[Stored records]
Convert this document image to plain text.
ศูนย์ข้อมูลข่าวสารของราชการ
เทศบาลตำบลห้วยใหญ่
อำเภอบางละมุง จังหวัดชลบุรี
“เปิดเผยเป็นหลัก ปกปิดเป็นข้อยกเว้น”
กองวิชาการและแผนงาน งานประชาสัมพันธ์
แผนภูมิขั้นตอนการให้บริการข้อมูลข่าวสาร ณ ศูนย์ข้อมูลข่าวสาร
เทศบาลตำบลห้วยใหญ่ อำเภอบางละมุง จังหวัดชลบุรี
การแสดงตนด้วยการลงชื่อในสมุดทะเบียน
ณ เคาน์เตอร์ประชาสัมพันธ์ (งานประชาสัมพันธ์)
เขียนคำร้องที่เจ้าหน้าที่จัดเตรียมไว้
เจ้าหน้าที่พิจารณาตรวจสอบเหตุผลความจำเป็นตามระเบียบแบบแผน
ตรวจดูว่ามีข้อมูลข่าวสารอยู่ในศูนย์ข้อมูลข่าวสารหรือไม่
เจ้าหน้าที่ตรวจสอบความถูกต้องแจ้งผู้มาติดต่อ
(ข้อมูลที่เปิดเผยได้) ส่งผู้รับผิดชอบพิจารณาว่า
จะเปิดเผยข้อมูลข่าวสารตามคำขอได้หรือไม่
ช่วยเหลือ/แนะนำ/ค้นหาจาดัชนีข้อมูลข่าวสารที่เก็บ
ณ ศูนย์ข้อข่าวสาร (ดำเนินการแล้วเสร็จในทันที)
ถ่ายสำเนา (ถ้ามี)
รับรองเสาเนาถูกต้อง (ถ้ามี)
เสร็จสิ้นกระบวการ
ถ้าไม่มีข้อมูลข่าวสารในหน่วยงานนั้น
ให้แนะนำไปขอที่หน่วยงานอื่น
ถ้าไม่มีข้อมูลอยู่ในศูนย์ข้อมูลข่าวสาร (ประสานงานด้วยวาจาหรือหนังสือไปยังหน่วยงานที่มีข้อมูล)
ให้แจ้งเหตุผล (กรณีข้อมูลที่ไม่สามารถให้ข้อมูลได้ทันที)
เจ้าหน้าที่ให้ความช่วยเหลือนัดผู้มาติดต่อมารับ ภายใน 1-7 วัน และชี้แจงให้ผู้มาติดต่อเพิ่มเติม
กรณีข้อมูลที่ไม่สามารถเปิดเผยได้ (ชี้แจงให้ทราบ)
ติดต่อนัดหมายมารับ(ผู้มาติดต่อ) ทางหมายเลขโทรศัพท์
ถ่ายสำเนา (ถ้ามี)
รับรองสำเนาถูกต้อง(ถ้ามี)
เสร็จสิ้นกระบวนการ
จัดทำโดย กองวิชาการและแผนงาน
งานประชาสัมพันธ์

Short task: Would you give the material above again, complete and exact?

Result:
Convert this document image to plain text.
ศูนย์ข้อมูลข่าวสารของราชการ
เทศบาลตำบลห้วยใหญ่
อำเภอบางละมุง จังหวัดชลบุรี
“เปิดเผยเป็นหลัก ปกปิดเป็นข้อยกเว้น”
กองวิชาการและแผนงาน งานประชาสัมพันธ์
แผนภูมิขั้นตอนการให้บริการข้อมูลข่าวสาร ณ ศูนย์ข้อมูลข่าวสาร
เทศบาลตำบลห้วยใหญ่ อำเภอบางละมุง จังหวัดชลบุรี
การแสดงตนด้วยการลงชื่อในสมุดทะเบียน
ณ เคาน์เตอร์ประชาสัมพันธ์ (งานประชาสัมพันธ์)
เขียนคำร้องที่เจ้าหน้าที่จัดเตรียมไว้
เจ้าหน้าที่พิจารณาตรวจสอบเหตุผลความจำเป็นตามระเบียบแบบแผน
ตรวจดูว่ามีข้อมูลข่าวสารอยู่ในศูนย์ข้อมูลข่าวสารหรือไม่
เจ้าหน้าที่ตรวจสอบความถูกต้องแจ้งผู้มาติดต่อ
(ข้อมูลที่เปิดเผยได้) ส่งผู้รับผิดชอบพิจารณาว่า
จะเปิดเผยข้อมูลข่าวสารตามคำขอได้หรือไม่
ช่วยเหลือ/แนะนำ/ค้นหาจาดัชนีข้อมูลข่าวสารที่เก็บ
ณ ศูนย์ข้อข่าวสาร (ดำเนินการแล้วเสร็จในทันที)
ถ่ายสำเนา (ถ้ามี)
รับรองเสาเนาถูกต้อง (ถ้ามี)
เสร็จสิ้นกระบวการ
ถ้าไม่มีข้อมูลข่าวสารในหน่วยงานนั้น
ให้แนะนำไปขอที่หน่วยงานอื่น
ถ้าไม่มีข้อมูลอยู่ในศูนย์ข้อมูลข่าวสาร (ประสานงานด้วยวาจาหรือหนังสือไปยังหน่วยงานที่มีข้อมูล)
ให้แจ้งเหตุผล (กรณีข้อมูลที่ไม่สามารถให้ข้อมูลได้ทันที)
เจ้าหน้าที่ให้ความช่วยเหลือนัดผู้มาติดต่อมารับ ภายใน 1-7 วัน และชี้แจงให้ผู้มาติดต่อเพิ่มเติม
กรณีข้อมูลที่ไม่สามารถเปิดเผยได้ (ชี้แจงให้ทราบ)
ติดต่อนัดหมายมารับ(ผู้มาติดต่อ) ทางหมายเลขโทรศัพท์
ถ่ายสำเนา (ถ้ามี)
รับรองสำเนาถูกต้อง(ถ้ามี)
เสร็จสิ้นกระบวนการ
จัดทำโดย กองวิชาการและแผนงาน
งานประชาสัมพันธ์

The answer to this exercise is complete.